(RECORDS PROVIDED)
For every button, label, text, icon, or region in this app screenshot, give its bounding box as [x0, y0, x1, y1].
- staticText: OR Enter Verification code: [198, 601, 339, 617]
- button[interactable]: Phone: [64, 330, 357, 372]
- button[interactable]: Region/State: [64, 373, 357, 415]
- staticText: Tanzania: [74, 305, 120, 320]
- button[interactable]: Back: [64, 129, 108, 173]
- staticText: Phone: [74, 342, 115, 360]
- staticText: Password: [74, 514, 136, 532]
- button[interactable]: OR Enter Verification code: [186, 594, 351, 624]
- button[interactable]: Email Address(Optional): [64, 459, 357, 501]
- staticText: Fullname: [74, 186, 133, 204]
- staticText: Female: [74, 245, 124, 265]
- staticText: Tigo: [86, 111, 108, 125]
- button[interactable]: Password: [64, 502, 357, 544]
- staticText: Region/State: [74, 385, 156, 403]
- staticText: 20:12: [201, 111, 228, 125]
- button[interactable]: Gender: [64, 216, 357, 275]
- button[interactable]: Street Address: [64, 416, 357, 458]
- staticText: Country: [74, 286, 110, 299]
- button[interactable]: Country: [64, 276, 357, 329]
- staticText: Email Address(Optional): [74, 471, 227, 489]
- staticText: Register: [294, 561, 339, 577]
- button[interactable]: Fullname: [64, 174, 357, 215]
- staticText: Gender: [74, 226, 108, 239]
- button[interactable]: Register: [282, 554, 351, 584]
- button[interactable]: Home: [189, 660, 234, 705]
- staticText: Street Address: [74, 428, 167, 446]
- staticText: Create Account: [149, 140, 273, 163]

(WORK TO BE COMPLETED) Quote the material above in full, line by line, without changing a single character.

(EXERCISE OUTPUT)
For every button, label, text, icon, or region in this app screenshot, give its bounding box as [x0, y0, x1, y1].
- staticText: OR Enter Verification code: [198, 601, 339, 617]
- button[interactable]: Phone: [64, 330, 357, 372]
- button[interactable]: Region/State: [64, 373, 357, 415]
- staticText: Tanzania: [74, 305, 120, 320]
- button[interactable]: Back: [64, 129, 108, 173]
- staticText: Phone: [74, 342, 115, 360]
- staticText: Password: [74, 514, 136, 532]
- button[interactable]: OR Enter Verification code: [186, 594, 351, 624]
- button[interactable]: Email Address(Optional): [64, 459, 357, 501]
- staticText: Fullname: [74, 186, 133, 204]
- staticText: Female: [74, 245, 124, 265]
- staticText: Tigo: [86, 111, 108, 125]
- button[interactable]: Password: [64, 502, 357, 544]
- staticText: Region/State: [74, 385, 156, 403]
- staticText: 20:12: [201, 111, 228, 125]
- button[interactable]: Gender: [64, 216, 357, 275]
- button[interactable]: Street Address: [64, 416, 357, 458]
- staticText: Country: [74, 286, 110, 299]
- button[interactable]: Country: [64, 276, 357, 329]
- staticText: Email Address(Optional): [74, 471, 227, 489]
- staticText: Register: [294, 561, 339, 577]
- button[interactable]: Fullname: [64, 174, 357, 215]
- staticText: Gender: [74, 226, 108, 239]
- button[interactable]: Register: [282, 554, 351, 584]
- button[interactable]: Home: [189, 660, 234, 705]
- staticText: Street Address: [74, 428, 167, 446]
- staticText: Create Account: [149, 140, 273, 163]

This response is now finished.